Check every line in the records below for the word "TEMP" and report how many have it, nothing more.

╭─ Data for the task

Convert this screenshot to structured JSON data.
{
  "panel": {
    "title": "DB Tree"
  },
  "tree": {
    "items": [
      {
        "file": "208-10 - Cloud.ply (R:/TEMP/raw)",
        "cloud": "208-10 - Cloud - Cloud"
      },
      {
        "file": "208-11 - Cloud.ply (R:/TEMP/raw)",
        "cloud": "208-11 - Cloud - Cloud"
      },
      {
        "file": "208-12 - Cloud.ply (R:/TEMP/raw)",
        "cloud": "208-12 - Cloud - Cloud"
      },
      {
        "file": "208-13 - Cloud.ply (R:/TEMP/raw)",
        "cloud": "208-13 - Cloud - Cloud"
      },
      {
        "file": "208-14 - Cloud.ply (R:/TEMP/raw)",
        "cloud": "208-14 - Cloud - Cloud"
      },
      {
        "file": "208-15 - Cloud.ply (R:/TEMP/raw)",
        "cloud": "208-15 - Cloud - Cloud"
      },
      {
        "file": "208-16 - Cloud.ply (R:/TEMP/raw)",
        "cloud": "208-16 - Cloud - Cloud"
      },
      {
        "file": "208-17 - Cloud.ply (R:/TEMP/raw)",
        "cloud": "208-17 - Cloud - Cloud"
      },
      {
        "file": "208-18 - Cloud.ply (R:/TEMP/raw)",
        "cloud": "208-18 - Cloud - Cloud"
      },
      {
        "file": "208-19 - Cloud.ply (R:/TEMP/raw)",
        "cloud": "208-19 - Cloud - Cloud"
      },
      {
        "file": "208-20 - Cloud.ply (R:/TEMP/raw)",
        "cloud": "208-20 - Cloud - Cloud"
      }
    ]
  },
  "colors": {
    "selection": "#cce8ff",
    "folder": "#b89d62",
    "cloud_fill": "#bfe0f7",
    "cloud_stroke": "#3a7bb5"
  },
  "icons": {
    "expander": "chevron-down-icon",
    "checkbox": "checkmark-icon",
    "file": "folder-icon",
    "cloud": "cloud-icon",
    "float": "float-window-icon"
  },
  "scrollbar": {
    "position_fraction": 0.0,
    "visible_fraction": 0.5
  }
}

╰─

## Written response
11